• Exercise goal: Where the data below has the string "they", return the whole line.

• Data shown:
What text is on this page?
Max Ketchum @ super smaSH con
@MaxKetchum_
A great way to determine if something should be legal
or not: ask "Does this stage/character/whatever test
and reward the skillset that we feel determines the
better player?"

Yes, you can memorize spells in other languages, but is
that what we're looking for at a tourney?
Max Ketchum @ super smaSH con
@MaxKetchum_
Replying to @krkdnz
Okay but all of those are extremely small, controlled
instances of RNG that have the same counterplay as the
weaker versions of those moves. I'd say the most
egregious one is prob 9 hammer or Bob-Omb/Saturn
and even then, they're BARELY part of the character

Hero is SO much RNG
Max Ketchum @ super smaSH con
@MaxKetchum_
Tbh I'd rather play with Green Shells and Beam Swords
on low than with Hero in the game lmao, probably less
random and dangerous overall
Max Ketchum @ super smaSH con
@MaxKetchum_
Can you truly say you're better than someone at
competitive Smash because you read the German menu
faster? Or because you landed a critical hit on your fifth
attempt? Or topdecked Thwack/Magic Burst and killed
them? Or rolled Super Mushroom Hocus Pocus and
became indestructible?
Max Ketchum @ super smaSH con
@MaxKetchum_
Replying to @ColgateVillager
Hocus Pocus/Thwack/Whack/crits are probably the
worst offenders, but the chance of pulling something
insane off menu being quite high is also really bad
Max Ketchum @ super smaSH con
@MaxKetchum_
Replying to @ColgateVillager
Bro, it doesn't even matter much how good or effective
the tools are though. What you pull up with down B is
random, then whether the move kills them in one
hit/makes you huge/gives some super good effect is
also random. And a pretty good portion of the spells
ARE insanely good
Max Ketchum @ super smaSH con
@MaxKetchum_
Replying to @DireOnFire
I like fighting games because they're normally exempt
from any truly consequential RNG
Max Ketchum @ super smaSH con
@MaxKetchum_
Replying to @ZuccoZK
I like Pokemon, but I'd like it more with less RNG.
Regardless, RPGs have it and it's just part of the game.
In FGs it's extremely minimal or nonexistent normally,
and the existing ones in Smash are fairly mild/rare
--
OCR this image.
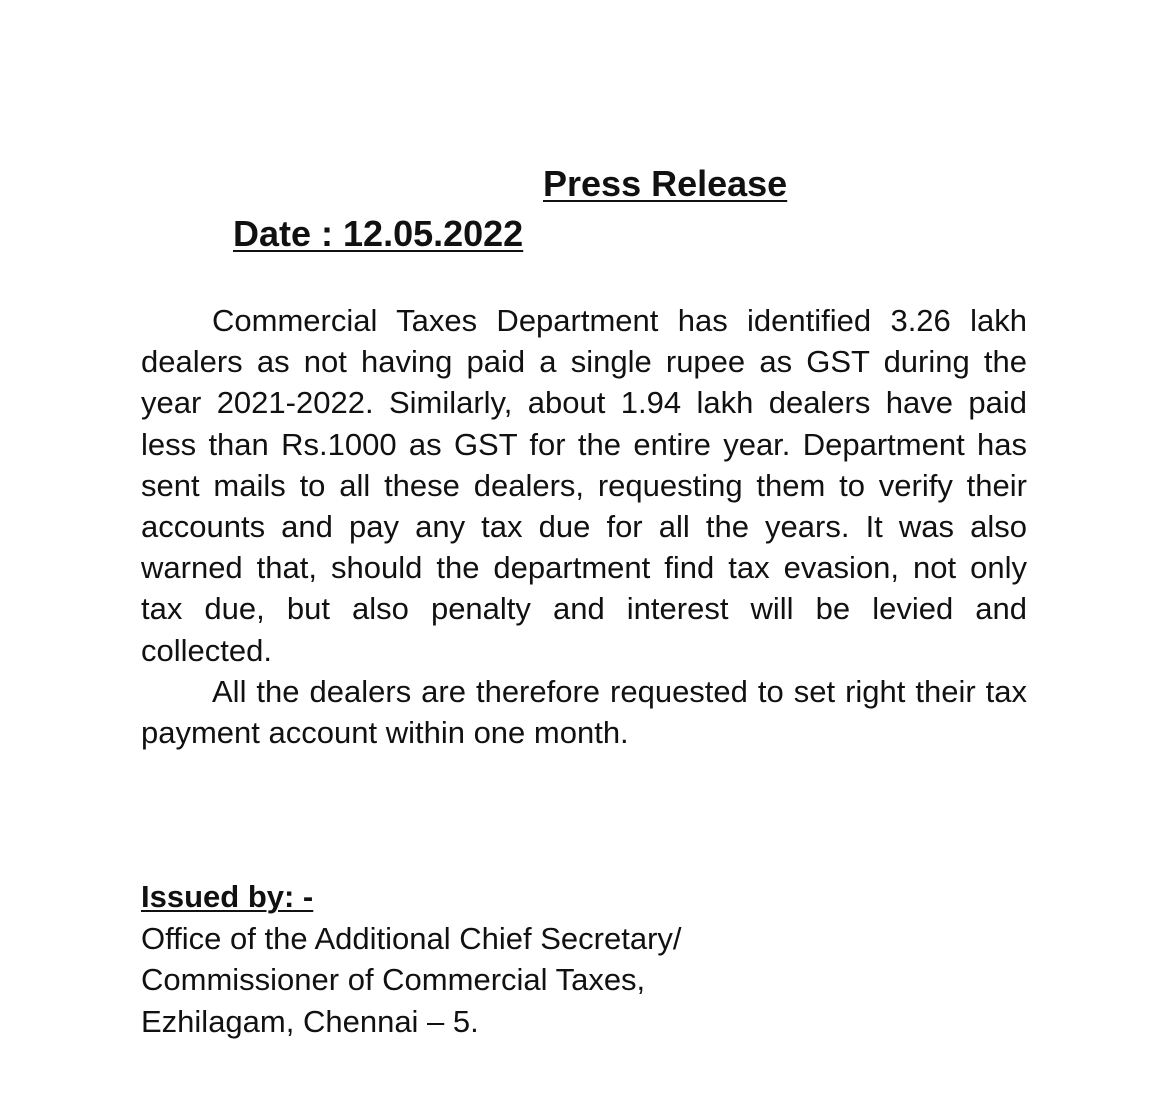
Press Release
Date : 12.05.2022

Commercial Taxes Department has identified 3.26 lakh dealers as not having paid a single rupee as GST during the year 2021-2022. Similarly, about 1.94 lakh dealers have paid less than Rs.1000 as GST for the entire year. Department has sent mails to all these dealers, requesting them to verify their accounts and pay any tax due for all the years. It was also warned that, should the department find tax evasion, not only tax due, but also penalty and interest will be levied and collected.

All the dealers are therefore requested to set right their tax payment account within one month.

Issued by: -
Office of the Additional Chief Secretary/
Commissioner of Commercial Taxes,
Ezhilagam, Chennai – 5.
==
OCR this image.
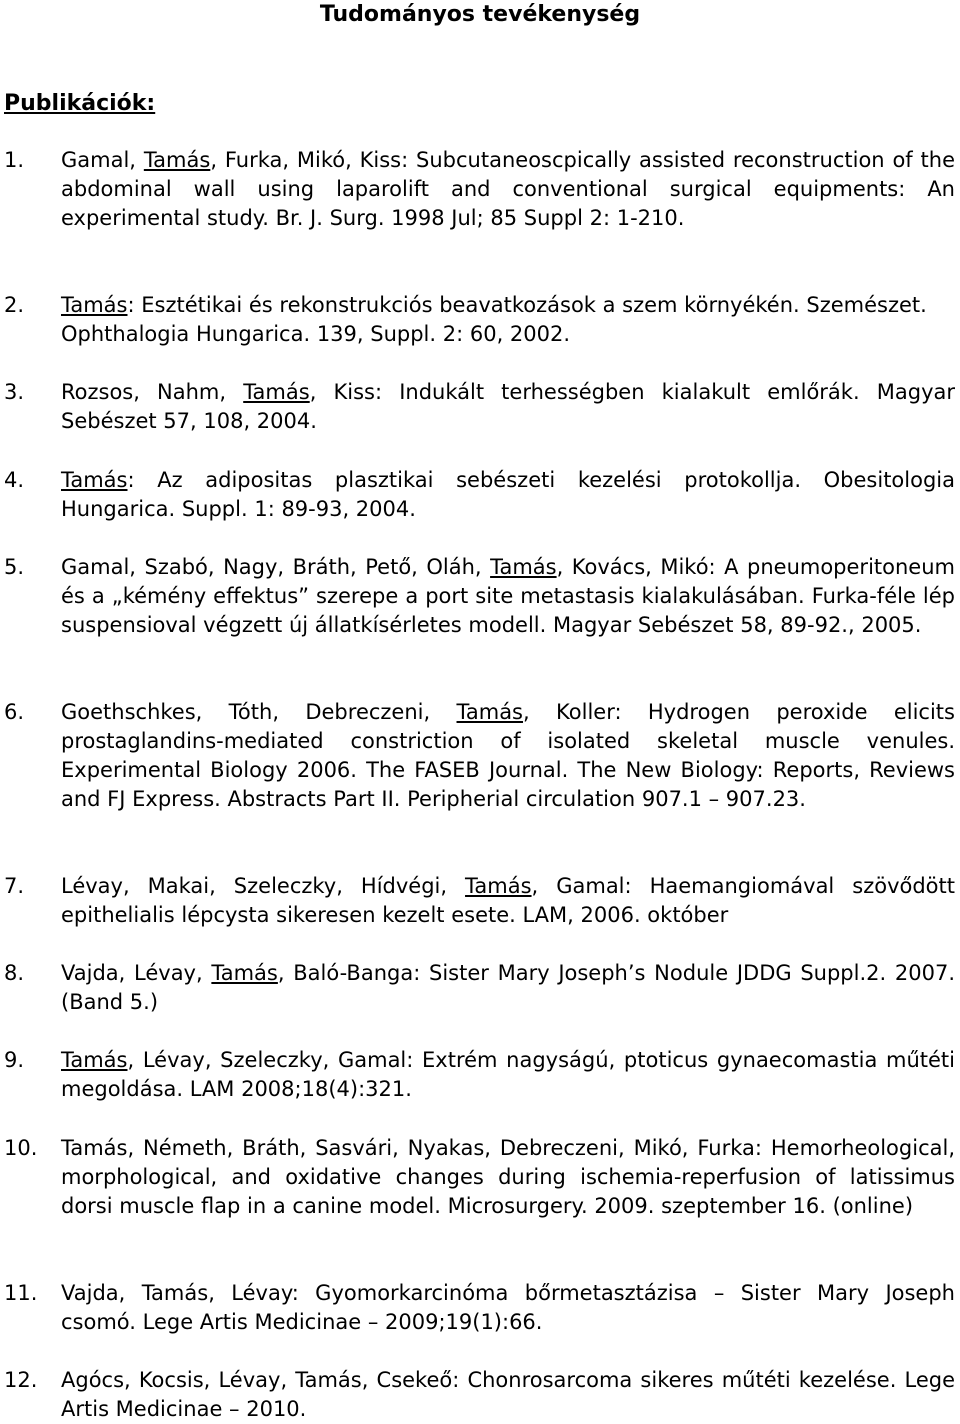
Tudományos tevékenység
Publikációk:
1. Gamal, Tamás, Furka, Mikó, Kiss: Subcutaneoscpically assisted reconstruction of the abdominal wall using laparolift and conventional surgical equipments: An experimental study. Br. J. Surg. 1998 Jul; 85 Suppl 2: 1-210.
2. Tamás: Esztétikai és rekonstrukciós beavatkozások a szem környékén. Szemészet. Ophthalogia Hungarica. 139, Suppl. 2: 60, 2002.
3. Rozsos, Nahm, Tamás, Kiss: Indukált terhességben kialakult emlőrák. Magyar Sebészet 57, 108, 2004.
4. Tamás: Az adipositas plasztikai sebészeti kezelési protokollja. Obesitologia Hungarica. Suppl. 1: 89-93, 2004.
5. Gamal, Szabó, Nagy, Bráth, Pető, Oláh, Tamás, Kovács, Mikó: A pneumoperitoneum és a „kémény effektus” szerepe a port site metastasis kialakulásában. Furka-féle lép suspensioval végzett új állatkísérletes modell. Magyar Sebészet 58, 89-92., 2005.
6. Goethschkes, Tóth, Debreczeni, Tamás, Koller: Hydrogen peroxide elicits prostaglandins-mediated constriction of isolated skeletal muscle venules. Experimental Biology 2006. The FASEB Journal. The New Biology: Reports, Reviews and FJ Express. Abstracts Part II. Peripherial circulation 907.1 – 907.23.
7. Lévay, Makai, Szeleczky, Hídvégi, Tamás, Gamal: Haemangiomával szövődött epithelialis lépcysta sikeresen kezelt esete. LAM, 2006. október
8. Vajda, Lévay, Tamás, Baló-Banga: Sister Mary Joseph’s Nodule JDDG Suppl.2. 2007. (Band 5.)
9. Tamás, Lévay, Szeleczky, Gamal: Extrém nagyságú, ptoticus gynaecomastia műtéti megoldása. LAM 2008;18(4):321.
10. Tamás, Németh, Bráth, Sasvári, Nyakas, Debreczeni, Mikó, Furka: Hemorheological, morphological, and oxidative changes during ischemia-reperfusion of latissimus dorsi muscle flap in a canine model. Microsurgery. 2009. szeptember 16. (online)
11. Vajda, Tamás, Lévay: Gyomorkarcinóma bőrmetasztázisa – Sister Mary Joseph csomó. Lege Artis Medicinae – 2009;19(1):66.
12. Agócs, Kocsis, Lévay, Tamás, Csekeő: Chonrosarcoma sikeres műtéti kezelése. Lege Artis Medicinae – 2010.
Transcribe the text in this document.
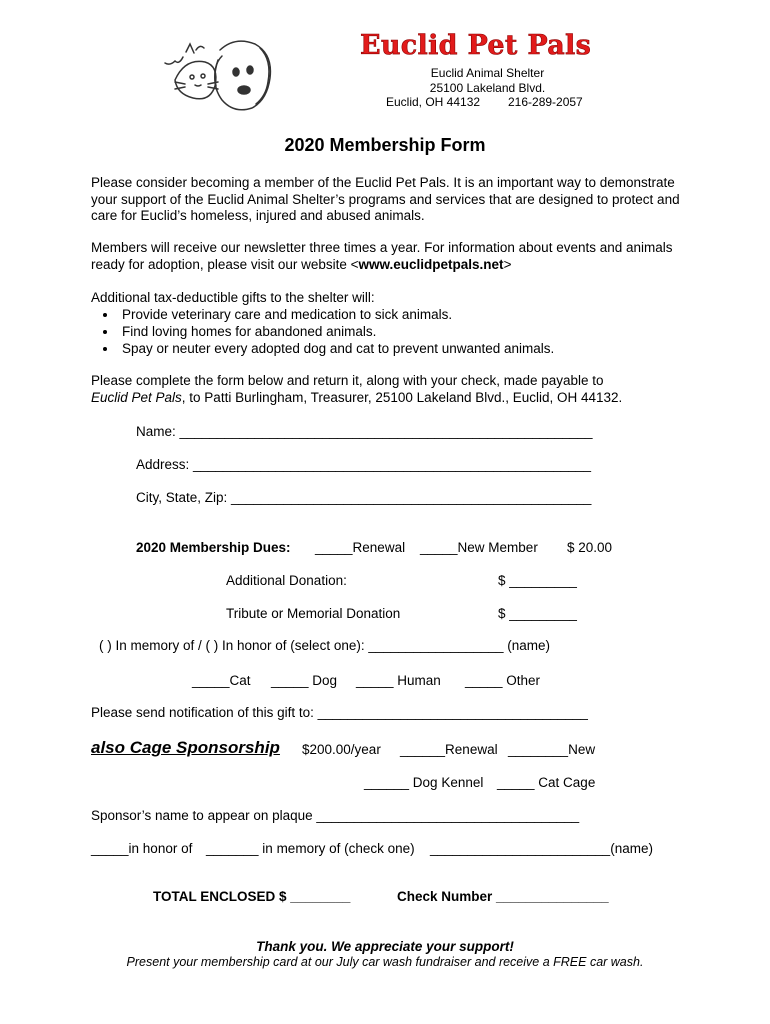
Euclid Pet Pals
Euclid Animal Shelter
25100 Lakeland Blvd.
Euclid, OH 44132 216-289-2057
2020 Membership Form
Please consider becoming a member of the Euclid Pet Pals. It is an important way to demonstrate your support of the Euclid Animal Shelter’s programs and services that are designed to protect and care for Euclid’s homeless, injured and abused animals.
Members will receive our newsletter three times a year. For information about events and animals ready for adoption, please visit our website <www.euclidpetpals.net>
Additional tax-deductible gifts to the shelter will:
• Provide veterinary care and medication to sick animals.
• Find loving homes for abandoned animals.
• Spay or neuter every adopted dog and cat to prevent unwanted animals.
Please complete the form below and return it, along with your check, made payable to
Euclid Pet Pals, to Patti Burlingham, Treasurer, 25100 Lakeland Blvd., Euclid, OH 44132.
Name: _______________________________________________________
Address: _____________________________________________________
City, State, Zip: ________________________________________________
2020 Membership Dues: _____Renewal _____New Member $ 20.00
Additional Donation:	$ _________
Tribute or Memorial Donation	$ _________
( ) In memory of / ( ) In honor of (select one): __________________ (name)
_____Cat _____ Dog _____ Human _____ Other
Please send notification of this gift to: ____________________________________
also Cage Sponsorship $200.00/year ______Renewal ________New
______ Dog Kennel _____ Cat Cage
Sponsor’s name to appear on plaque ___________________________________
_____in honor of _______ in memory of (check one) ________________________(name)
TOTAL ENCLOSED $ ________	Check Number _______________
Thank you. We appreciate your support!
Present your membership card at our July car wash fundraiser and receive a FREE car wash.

• Correct output:
and even then, they're BARELY part of the character
I like fighting games because they're normally exempt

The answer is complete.